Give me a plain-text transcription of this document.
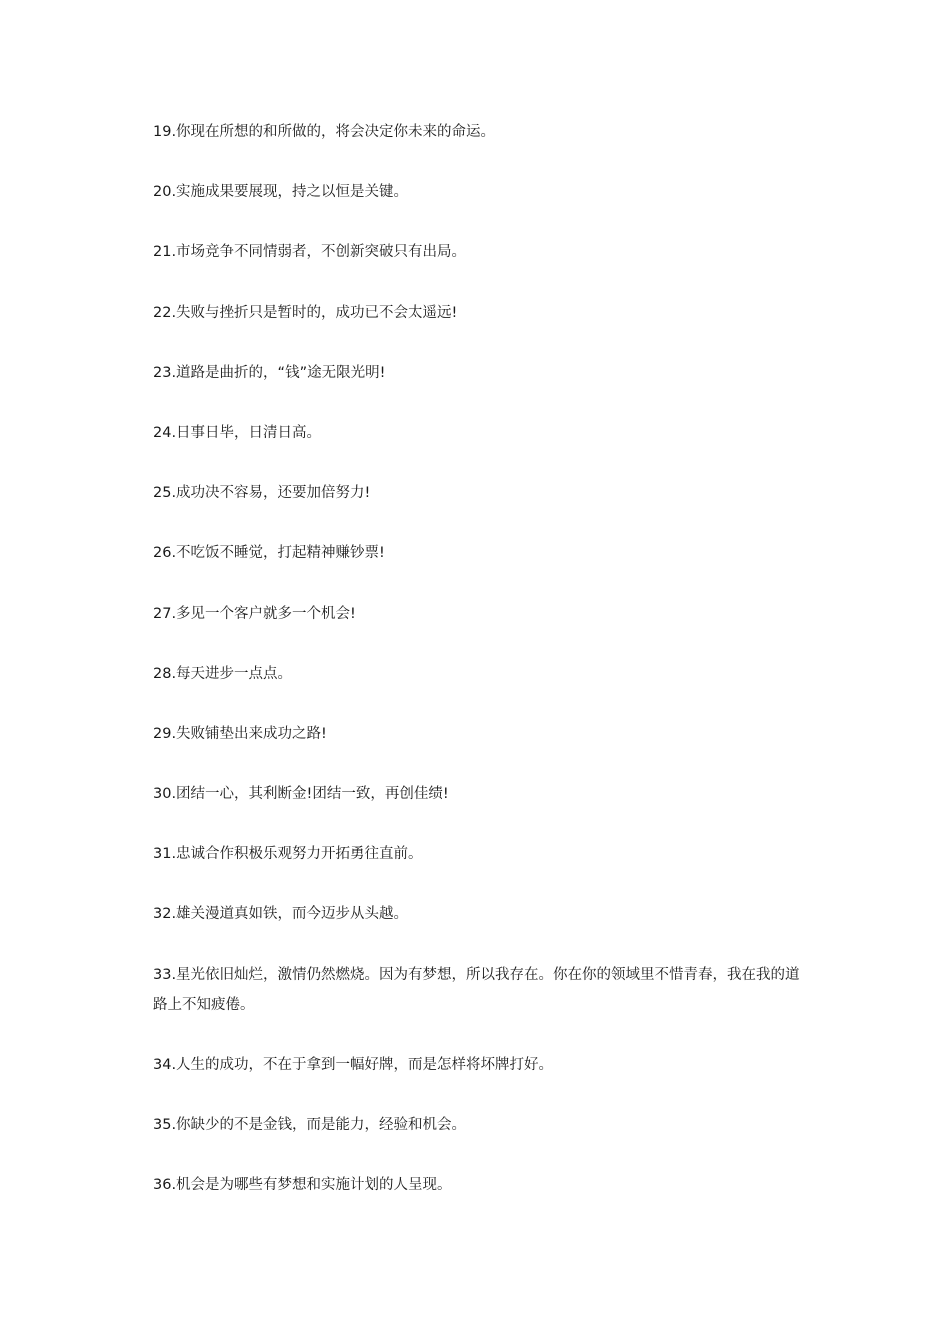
19.你现在所想的和所做的，将会决定你未来的命运。

20.实施成果要展现，持之以恒是关键。

21.市场竞争不同情弱者，不创新突破只有出局。

22.失败与挫折只是暂时的，成功已不会太遥远!

23.道路是曲折的，“钱”途无限光明!

24.日事日毕，日清日高。

25.成功决不容易，还要加倍努力!

26.不吃饭不睡觉，打起精神赚钞票!

27.多见一个客户就多一个机会!

28.每天进步一点点。

29.失败铺垫出来成功之路!

30.团结一心，其利断金!团结一致，再创佳绩!

31.忠诚合作积极乐观努力开拓勇往直前。

32.雄关漫道真如铁，而今迈步从头越。

33.星光依旧灿烂，激情仍然燃烧。因为有梦想，所以我存在。你在你的领域里不惜青春，我在我的道路上不知疲倦。

34.人生的成功，不在于拿到一幅好牌，而是怎样将坏牌打好。

35.你缺少的不是金钱，而是能力，经验和机会。

36.机会是为哪些有梦想和实施计划的人呈现。
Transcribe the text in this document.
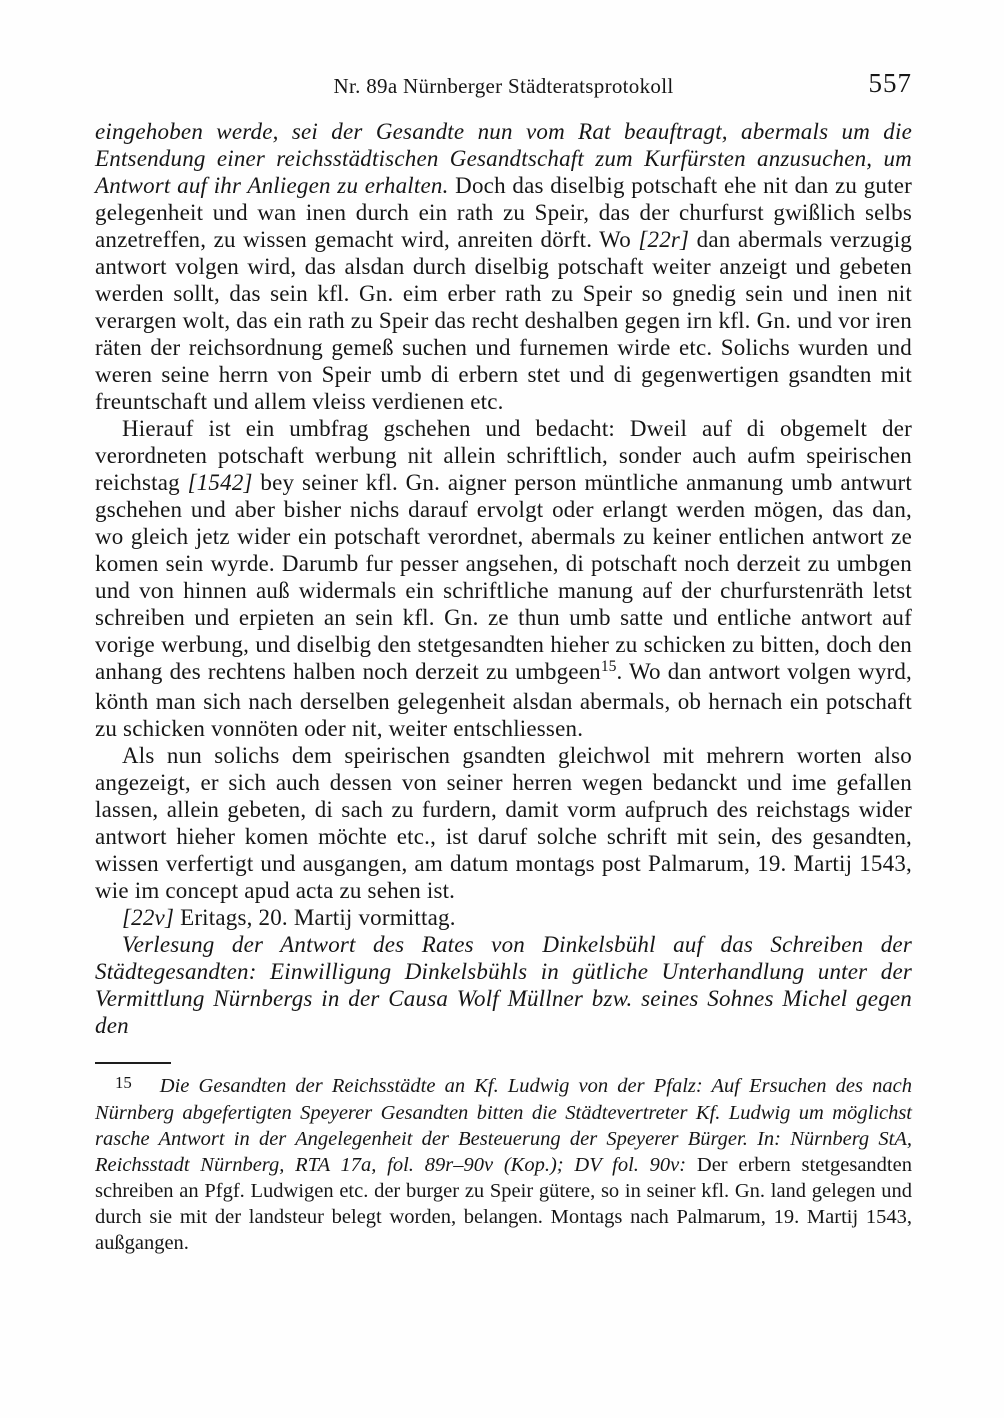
Nr. 89a Nürnberger Städteratsprotokoll	557

eingehoben werde, sei der Gesandte nun vom Rat beauftragt, abermals um die Entsendung einer reichsstädtischen Gesandtschaft zum Kurfürsten anzusuchen, um Antwort auf ihr Anliegen zu erhalten. Doch das diselbig potschaft ehe nit dan zu guter gelegenheit und wan inen durch ein rath zu Speir, das der churfurst gwißlich selbs anzetreffen, zu wissen gemacht wird, anreiten dörft. Wo [22r] dan abermals verzugig antwort volgen wird, das alsdan durch diselbig potschaft weiter anzeigt und gebeten werden sollt, das sein kfl. Gn. eim erber rath zu Speir so gnedig sein und inen nit verargen wolt, das ein rath zu Speir das recht deshalben gegen irn kfl. Gn. und vor iren räten der reichsordnung gemeß suchen und furnemen wirde etc. Solichs wurden und weren seine herrn von Speir umb di erbern stet und di gegenwertigen gsandten mit freuntschaft und allem vleiss verdienen etc.

Hierauf ist ein umbfrag gschehen und bedacht: Dweil auf di obgemelt der verordneten potschaft werbung nit allein schriftlich, sonder auch aufm speirischen reichstag [1542] bey seiner kfl. Gn. aigner person müntliche anmanung umb antwurt gschehen und aber bisher nichs darauf ervolgt oder erlangt werden mögen, das dan, wo gleich jetz wider ein potschaft verordnet, abermals zu keiner entlichen antwort ze komen sein wyrde. Darumb fur pesser angsehen, di potschaft noch derzeit zu umbgen und von hinnen auß widermals ein schriftliche manung auf der churfurstenräth letst schreiben und erpieten an sein kfl. Gn. ze thun umb satte und entliche antwort auf vorige werbung, und diselbig den stetgesandten hieher zu schicken zu bitten, doch den anhang des rechtens halben noch derzeit zu umbgeen$^{15}$. Wo dan antwort volgen wyrd, könth man sich nach derselben gelegenheit alsdan abermals, ob hernach ein potschaft zu schicken vonnöten oder nit, weiter entschliessen.

Als nun solichs dem speirischen gsandten gleichwol mit mehrern worten also angezeigt, er sich auch dessen von seiner herren wegen bedanckt und ime gefallen lassen, allein gebeten, di sach zu furdern, damit vorm aufpruch des reichstags wider antwort hieher komen möchte etc., ist daruf solche schrift mit sein, des gesandten, wissen verfertigt und ausgangen, am datum montags post Palmarum, 19. Martij 1543, wie im concept apud acta zu sehen ist.

[22v] Eritags, 20. Martij vormittag.

Verlesung der Antwort des Rates von Dinkelsbühl auf das Schreiben der Städtegesandten: Einwilligung Dinkelsbühls in gütliche Unterhandlung unter der Vermittlung Nürnbergs in der Causa Wolf Müllner bzw. seines Sohnes Michel gegen den

15 Die Gesandten der Reichsstädte an Kf. Ludwig von der Pfalz: Auf Ersuchen des nach Nürnberg abgefertigten Speyerer Gesandten bitten die Städtevertreter Kf. Ludwig um möglichst rasche Antwort in der Angelegenheit der Besteuerung der Speyerer Bürger. In: Nürnberg StA, Reichsstadt Nürnberg, RTA 17a, fol. 89r–90v (Kop.); DV fol. 90v: Der erbern stetgesandten schreiben an Pfgf. Ludwigen etc. der burger zu Speir gütere, so in seiner kfl. Gn. land gelegen und durch sie mit der landsteur belegt worden, belangen. Montags nach Palmarum, 19. Martij 1543, außgangen.
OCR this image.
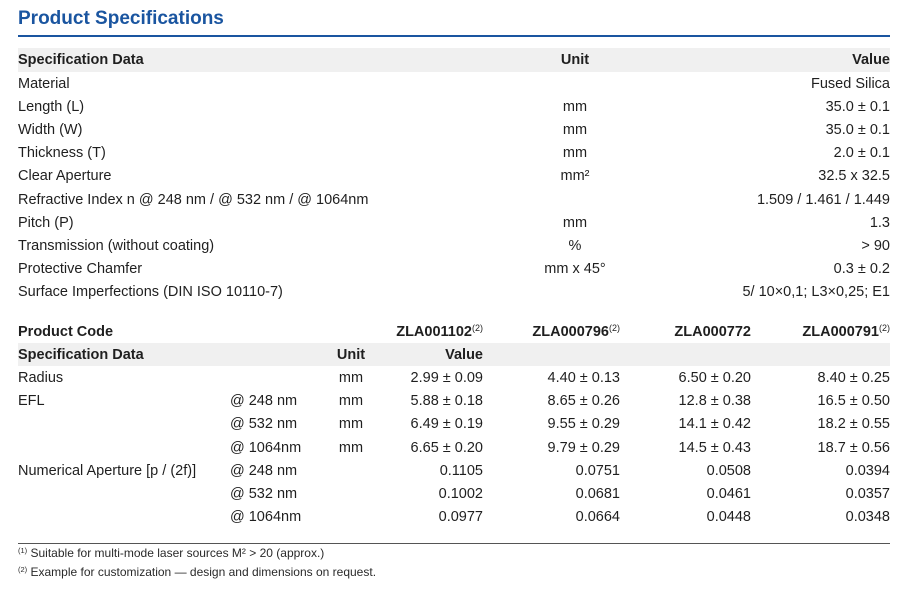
Product Specifications
Specification Data	Unit	Value
Material		Fused Silica
Length (L)	mm	35.0 ± 0.1
Width (W)	mm	35.0 ± 0.1
Thickness (T)	mm	2.0 ± 0.1
Clear Aperture	mm²	32.5 x 32.5
Refractive Index n @ 248 nm / @ 532 nm / @ 1064nm		1.509 / 1.461 / 1.449
Pitch (P)	mm	1.3
Transmission (without coating)	%	> 90
Protective Chamfer	mm x 45°	0.3 ± 0.2
Surface Imperfections (DIN ISO 10110-7)		5/ 10×0,1; L3×0,25; E1
Product Code			ZLA001102$^{(2)}$	ZLA000796$^{(2)}$	ZLA000772	ZLA000791$^{(2)}$
Specification Data		Unit	Value			
Radius		mm	2.99 ± 0.09	4.40 ± 0.13	6.50 ± 0.20	8.40 ± 0.25
EFL	@ 248 nm	mm	5.88 ± 0.18	8.65 ± 0.26	12.8 ± 0.38	16.5 ± 0.50
	@ 532 nm	mm	6.49 ± 0.19	9.55 ± 0.29	14.1 ± 0.42	18.2 ± 0.55
	@ 1064nm	mm	6.65 ± 0.20	9.79 ± 0.29	14.5 ± 0.43	18.7 ± 0.56
Numerical Aperture [p / (2f)]	@ 248 nm		0.1105	0.0751	0.0508	0.0394
	@ 532 nm		0.1002	0.0681	0.0461	0.0357
	@ 1064nm		0.0977	0.0664	0.0448	0.0348
$^{(1)}$ Suitable for multi-mode laser sources M² > 20 (approx.)
$^{(2)}$ Example for customization — design and dimensions on request.
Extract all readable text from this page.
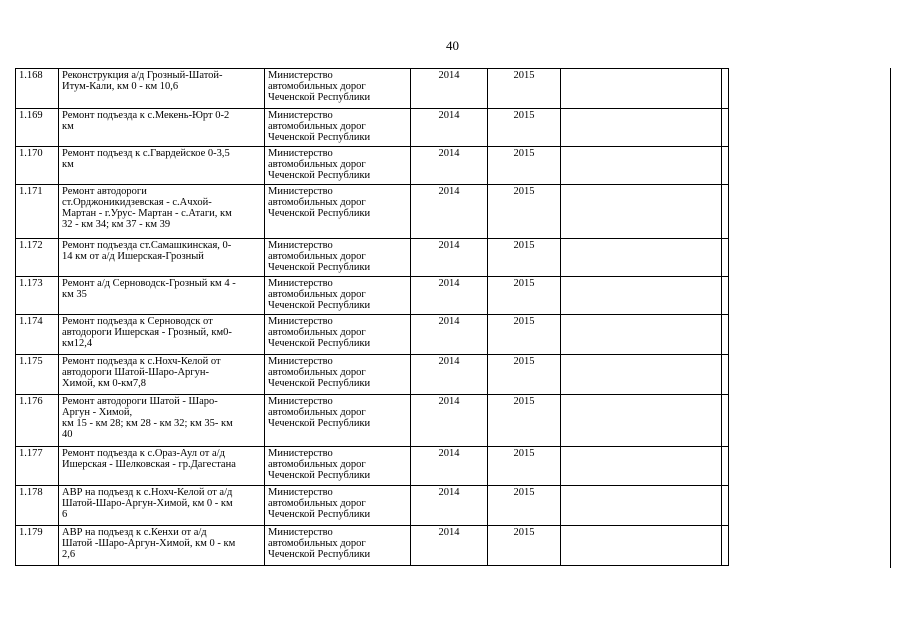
40
1.168	Реконструкция а/д Грозный-Шатой-
Итум-Кали, км 0 - км 10,6	Министерство
автомобильных дорог
Чеченской Республики	2014	2015		
1.169	Ремонт подъезда к с.Мекень-Юрт 0-2
км	Министерство
автомобильных дорог
Чеченской Республики	2014	2015		
1.170	Ремонт подъезд к с.Гвардейское 0-3,5
км	Министерство
автомобильных дорог
Чеченской Республики	2014	2015		
1.171	Ремонт автодороги
ст.Орджоникидзевская - с.Ачхой-
Мартан - г.Урус- Мартан - с.Атаги, км
32 - км 34; км 37 - км 39	Министерство
автомобильных дорог
Чеченской Республики	2014	2015		
1.172	Ремонт подъезда ст.Самашкинская, 0-
14 км от а/д Ишерская-Грозный	Министерство
автомобильных дорог
Чеченской Республики	2014	2015		
1.173	Ремонт а/д Серноводск-Грозный км 4 -
км 35	Министерство
автомобильных дорог
Чеченской Республики	2014	2015		
1.174	Ремонт подъезда к Серноводск от
автодороги Ишерская - Грозный, км0-
км12,4	Министерство
автомобильных дорог
Чеченской Республики	2014	2015		
1.175	Ремонт подъезда к с.Нохч-Келой от
автодороги Шатой-Шаро-Аргун-
Химой, км 0-км7,8	Министерство
автомобильных дорог
Чеченской Республики	2014	2015		
1.176	Ремонт автодороги Шатой - Шаро-
Аргун - Химой,
км 15 - км 28; км 28 - км 32; км 35- км
40	Министерство
автомобильных дорог
Чеченской Республики	2014	2015		
1.177	Ремонт подъезда к с.Ораз-Аул от а/д
Ишерская - Шелковская - гр.Дагестана	Министерство
автомобильных дорог
Чеченской Республики	2014	2015		
1.178	АВР на подъезд к с.Нохч-Келой от а/д
Шатой-Шаро-Аргун-Химой, км 0 - км
6	Министерство
автомобильных дорог
Чеченской Республики	2014	2015		
1.179	АВР на подъезд к с.Кенхи от а/д
Шатой -Шаро-Аргун-Химой, км 0 - км
2,6	Министерство
автомобильных дорог
Чеченской Республики	2014	2015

REQUIREMENT: Report every line in the data above in which the word "Value" appears.

OUTPUT OF THE TASK:
Specification Data	Unit	Value
Specification Data		Unit	Value			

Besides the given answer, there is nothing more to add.